▶ **WORK TO COMPLETE**
Copy out all the records, word for word.

(Data items)
_____

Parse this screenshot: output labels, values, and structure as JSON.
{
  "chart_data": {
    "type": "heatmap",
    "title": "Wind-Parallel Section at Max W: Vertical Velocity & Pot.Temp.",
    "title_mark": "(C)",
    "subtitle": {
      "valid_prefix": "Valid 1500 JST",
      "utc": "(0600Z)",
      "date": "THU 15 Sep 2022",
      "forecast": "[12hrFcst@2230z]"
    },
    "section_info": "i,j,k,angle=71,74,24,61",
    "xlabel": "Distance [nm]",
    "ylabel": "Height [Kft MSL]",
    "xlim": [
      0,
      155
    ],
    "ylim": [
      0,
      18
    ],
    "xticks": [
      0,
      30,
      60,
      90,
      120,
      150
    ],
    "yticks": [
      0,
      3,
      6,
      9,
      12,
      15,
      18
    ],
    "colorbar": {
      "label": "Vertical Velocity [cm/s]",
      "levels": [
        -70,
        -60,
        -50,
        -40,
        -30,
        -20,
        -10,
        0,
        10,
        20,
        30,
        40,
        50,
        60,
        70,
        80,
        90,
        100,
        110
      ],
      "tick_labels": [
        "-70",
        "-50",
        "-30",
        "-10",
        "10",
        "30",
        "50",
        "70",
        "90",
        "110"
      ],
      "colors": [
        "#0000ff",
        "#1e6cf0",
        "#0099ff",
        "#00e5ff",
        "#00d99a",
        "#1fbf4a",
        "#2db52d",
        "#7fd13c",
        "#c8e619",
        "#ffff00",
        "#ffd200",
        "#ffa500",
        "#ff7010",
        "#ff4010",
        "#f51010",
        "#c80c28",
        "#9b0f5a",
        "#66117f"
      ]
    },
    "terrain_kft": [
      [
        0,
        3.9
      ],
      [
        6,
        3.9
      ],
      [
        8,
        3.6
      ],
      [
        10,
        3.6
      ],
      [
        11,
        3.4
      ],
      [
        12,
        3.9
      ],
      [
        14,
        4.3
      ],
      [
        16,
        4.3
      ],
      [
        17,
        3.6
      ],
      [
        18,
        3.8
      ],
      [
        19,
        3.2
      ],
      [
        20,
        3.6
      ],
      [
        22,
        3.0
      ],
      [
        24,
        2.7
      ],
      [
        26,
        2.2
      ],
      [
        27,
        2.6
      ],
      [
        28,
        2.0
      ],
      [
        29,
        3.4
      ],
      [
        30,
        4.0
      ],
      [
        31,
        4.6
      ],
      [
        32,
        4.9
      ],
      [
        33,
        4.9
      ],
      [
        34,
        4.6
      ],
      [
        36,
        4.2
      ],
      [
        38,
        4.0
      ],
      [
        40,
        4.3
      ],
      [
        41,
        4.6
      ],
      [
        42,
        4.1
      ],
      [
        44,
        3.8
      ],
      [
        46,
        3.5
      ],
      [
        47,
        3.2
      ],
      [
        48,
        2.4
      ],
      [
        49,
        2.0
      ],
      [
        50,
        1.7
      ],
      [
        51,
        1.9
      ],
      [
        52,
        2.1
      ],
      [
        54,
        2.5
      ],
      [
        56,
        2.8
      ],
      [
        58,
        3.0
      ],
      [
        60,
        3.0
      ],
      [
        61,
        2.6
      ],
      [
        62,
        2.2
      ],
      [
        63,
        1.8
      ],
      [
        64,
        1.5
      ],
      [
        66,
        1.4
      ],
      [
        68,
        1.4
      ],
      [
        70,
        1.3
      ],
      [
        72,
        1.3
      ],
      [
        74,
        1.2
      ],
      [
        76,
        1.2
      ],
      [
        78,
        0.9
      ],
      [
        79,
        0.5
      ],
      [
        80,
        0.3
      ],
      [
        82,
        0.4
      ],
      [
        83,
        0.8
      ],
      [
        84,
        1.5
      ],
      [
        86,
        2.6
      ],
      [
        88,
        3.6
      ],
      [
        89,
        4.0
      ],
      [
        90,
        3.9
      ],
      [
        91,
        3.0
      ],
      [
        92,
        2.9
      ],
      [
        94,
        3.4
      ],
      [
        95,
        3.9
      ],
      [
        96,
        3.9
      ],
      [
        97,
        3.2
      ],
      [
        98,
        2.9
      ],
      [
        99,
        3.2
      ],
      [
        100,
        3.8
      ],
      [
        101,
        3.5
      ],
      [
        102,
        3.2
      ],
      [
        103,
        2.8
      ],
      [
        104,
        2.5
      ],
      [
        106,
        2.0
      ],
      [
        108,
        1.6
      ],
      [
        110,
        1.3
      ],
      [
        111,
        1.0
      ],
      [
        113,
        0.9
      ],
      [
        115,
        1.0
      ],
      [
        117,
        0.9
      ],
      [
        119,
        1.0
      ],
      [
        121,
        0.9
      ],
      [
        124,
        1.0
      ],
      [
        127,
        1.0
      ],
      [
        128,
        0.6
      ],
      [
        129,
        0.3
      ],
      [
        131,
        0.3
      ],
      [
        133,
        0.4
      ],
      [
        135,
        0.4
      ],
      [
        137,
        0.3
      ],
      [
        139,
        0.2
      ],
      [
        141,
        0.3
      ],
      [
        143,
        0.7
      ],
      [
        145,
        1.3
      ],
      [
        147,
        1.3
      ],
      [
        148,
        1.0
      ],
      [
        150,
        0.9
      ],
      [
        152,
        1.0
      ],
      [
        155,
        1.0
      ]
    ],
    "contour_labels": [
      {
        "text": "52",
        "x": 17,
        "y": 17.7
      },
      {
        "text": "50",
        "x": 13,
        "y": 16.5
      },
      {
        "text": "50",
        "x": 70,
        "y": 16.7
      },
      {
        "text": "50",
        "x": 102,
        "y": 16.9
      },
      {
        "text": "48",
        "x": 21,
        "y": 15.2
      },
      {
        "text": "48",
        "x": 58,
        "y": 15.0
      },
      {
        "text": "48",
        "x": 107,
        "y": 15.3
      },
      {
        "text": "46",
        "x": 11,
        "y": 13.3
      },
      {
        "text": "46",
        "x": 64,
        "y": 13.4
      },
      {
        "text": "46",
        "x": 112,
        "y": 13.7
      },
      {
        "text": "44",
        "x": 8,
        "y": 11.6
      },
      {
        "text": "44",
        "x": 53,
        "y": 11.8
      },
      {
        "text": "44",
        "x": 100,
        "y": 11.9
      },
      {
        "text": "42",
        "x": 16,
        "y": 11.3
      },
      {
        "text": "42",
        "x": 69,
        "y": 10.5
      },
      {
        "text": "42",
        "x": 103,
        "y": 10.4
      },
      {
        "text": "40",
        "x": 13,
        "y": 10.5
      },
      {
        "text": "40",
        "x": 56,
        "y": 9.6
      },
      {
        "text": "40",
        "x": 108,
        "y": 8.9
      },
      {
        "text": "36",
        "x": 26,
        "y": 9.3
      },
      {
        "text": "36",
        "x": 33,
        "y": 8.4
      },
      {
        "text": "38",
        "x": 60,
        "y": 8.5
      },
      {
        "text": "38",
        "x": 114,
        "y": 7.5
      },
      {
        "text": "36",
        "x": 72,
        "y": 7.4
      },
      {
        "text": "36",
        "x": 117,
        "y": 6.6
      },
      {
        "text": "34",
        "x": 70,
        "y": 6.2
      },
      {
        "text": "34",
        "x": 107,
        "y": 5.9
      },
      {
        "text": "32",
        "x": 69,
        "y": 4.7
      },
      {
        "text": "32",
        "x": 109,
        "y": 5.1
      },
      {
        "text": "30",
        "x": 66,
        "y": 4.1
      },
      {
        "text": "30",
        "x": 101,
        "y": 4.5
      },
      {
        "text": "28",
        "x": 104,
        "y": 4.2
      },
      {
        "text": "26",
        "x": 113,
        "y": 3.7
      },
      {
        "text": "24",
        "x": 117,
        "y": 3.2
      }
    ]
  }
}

_____

▶ **SOLUTION FOR THIS PROBLEM**
Parse this screenshot: output labels, values, and structure as JSON.
{
  "chart_data": {
    "type": "heatmap",
    "title": "Wind-Parallel Section at Max W: Vertical Velocity & Pot.Temp.",
    "title_mark": "(C)",
    "subtitle": {
      "valid_prefix": "Valid 1500 JST",
      "utc": "(0600Z)",
      "date": "THU 15 Sep 2022",
      "forecast": "[12hrFcst@2230z]"
    },
    "section_info": "i,j,k,angle=71,74,24,61",
    "xlabel": "Distance [nm]",
    "ylabel": "Height [Kft MSL]",
    "xlim": [
      0,
      155
    ],
    "ylim": [
      0,
      18
    ],
    "xticks": [
      0,
      30,
      60,
      90,
      120,
      150
    ],
    "yticks": [
      0,
      3,
      6,
      9,
      12,
      15,
      18
    ],
    "colorbar": {
      "label": "Vertical Velocity [cm/s]",
      "levels": [
        -70,
        -60,
        -50,
        -40,
        -30,
        -20,
        -10,
        0,
        10,
        20,
        30,
        40,
        50,
        60,
        70,
        80,
        90,
        100,
        110
      ],
      "tick_labels": [
        "-70",
        "-50",
        "-30",
        "-10",
        "10",
        "30",
        "50",
        "70",
        "90",
        "110"
      ],
      "colors": [
        "#0000ff",
        "#1e6cf0",
        "#0099ff",
        "#00e5ff",
        "#00d99a",
        "#1fbf4a",
        "#2db52d",
        "#7fd13c",
        "#c8e619",
        "#ffff00",
        "#ffd200",
        "#ffa500",
        "#ff7010",
        "#ff4010",
        "#f51010",
        "#c80c28",
        "#9b0f5a",
        "#66117f"
      ]
    },
    "terrain_kft": [
      [
        0,
        3.9
      ],
      [
        6,
        3.9
      ],
      [
        8,
        3.6
      ],
      [
        10,
        3.6
      ],
      [
        11,
        3.4
      ],
      [
        12,
        3.9
      ],
      [
        14,
        4.3
      ],
      [
        16,
        4.3
      ],
      [
        17,
        3.6
      ],
      [
        18,
        3.8
      ],
      [
        19,
        3.2
      ],
      [
        20,
        3.6
      ],
      [
        22,
        3.0
      ],
      [
        24,
        2.7
      ],
      [
        26,
        2.2
      ],
      [
        27,
        2.6
      ],
      [
        28,
        2.0
      ],
      [
        29,
        3.4
      ],
      [
        30,
        4.0
      ],
      [
        31,
        4.6
      ],
      [
        32,
        4.9
      ],
      [
        33,
        4.9
      ],
      [
        34,
        4.6
      ],
      [
        36,
        4.2
      ],
      [
        38,
        4.0
      ],
      [
        40,
        4.3
      ],
      [
        41,
        4.6
      ],
      [
        42,
        4.1
      ],
      [
        44,
        3.8
      ],
      [
        46,
        3.5
      ],
      [
        47,
        3.2
      ],
      [
        48,
        2.4
      ],
      [
        49,
        2.0
      ],
      [
        50,
        1.7
      ],
      [
        51,
        1.9
      ],
      [
        52,
        2.1
      ],
      [
        54,
        2.5
      ],
      [
        56,
        2.8
      ],
      [
        58,
        3.0
      ],
      [
        60,
        3.0
      ],
      [
        61,
        2.6
      ],
      [
        62,
        2.2
      ],
      [
        63,
        1.8
      ],
      [
        64,
        1.5
      ],
      [
        66,
        1.4
      ],
      [
        68,
        1.4
      ],
      [
        70,
        1.3
      ],
      [
        72,
        1.3
      ],
      [
        74,
        1.2
      ],
      [
        76,
        1.2
      ],
      [
        78,
        0.9
      ],
      [
        79,
        0.5
      ],
      [
        80,
        0.3
      ],
      [
        82,
        0.4
      ],
      [
        83,
        0.8
      ],
      [
        84,
        1.5
      ],
      [
        86,
        2.6
      ],
      [
        88,
        3.6
      ],
      [
        89,
        4.0
      ],
      [
        90,
        3.9
      ],
      [
        91,
        3.0
      ],
      [
        92,
        2.9
      ],
      [
        94,
        3.4
      ],
      [
        95,
        3.9
      ],
      [
        96,
        3.9
      ],
      [
        97,
        3.2
      ],
      [
        98,
        2.9
      ],
      [
        99,
        3.2
      ],
      [
        100,
        3.8
      ],
      [
        101,
        3.5
      ],
      [
        102,
        3.2
      ],
      [
        103,
        2.8
      ],
      [
        104,
        2.5
      ],
      [
        106,
        2.0
      ],
      [
        108,
        1.6
      ],
      [
        110,
        1.3
      ],
      [
        111,
        1.0
      ],
      [
        113,
        0.9
      ],
      [
        115,
        1.0
      ],
      [
        117,
        0.9
      ],
      [
        119,
        1.0
      ],
      [
        121,
        0.9
      ],
      [
        124,
        1.0
      ],
      [
        127,
        1.0
      ],
      [
        128,
        0.6
      ],
      [
        129,
        0.3
      ],
      [
        131,
        0.3
      ],
      [
        133,
        0.4
      ],
      [
        135,
        0.4
      ],
      [
        137,
        0.3
      ],
      [
        139,
        0.2
      ],
      [
        141,
        0.3
      ],
      [
        143,
        0.7
      ],
      [
        145,
        1.3
      ],
      [
        147,
        1.3
      ],
      [
        148,
        1.0
      ],
      [
        150,
        0.9
      ],
      [
        152,
        1.0
      ],
      [
        155,
        1.0
      ]
    ],
    "contour_labels": [
      {
        "text": "52",
        "x": 17,
        "y": 17.7
      },
      {
        "text": "50",
        "x": 13,
        "y": 16.5
      },
      {
        "text": "50",
        "x": 70,
        "y": 16.7
      },
      {
        "text": "50",
        "x": 102,
        "y": 16.9
      },
      {
        "text": "48",
        "x": 21,
        "y": 15.2
      },
      {
        "text": "48",
        "x": 58,
        "y": 15.0
      },
      {
        "text": "48",
        "x": 107,
        "y": 15.3
      },
      {
        "text": "46",
        "x": 11,
        "y": 13.3
      },
      {
        "text": "46",
        "x": 64,
        "y": 13.4
      },
      {
        "text": "46",
        "x": 112,
        "y": 13.7
      },
      {
        "text": "44",
        "x": 8,
        "y": 11.6
      },
      {
        "text": "44",
        "x": 53,
        "y": 11.8
      },
      {
        "text": "44",
        "x": 100,
        "y": 11.9
      },
      {
        "text": "42",
        "x": 16,
        "y": 11.3
      },
      {
        "text": "42",
        "x": 69,
        "y": 10.5
      },
      {
        "text": "42",
        "x": 103,
        "y": 10.4
      },
      {
        "text": "40",
        "x": 13,
        "y": 10.5
      },
      {
        "text": "40",
        "x": 56,
        "y": 9.6
      },
      {
        "text": "40",
        "x": 108,
        "y": 8.9
      },
      {
        "text": "36",
        "x": 26,
        "y": 9.3
      },
      {
        "text": "36",
        "x": 33,
        "y": 8.4
      },
      {
        "text": "38",
        "x": 60,
        "y": 8.5
      },
      {
        "text": "38",
        "x": 114,
        "y": 7.5
      },
      {
        "text": "36",
        "x": 72,
        "y": 7.4
      },
      {
        "text": "36",
        "x": 117,
        "y": 6.6
      },
      {
        "text": "34",
        "x": 70,
        "y": 6.2
      },
      {
        "text": "34",
        "x": 107,
        "y": 5.9
      },
      {
        "text": "32",
        "x": 69,
        "y": 4.7
      },
      {
        "text": "32",
        "x": 109,
        "y": 5.1
      },
      {
        "text": "30",
        "x": 66,
        "y": 4.1
      },
      {
        "text": "30",
        "x": 101,
        "y": 4.5
      },
      {
        "text": "28",
        "x": 104,
        "y": 4.2
      },
      {
        "text": "26",
        "x": 113,
        "y": 3.7
      },
      {
        "text": "24",
        "x": 117,
        "y": 3.2
      }
    ]
  }
}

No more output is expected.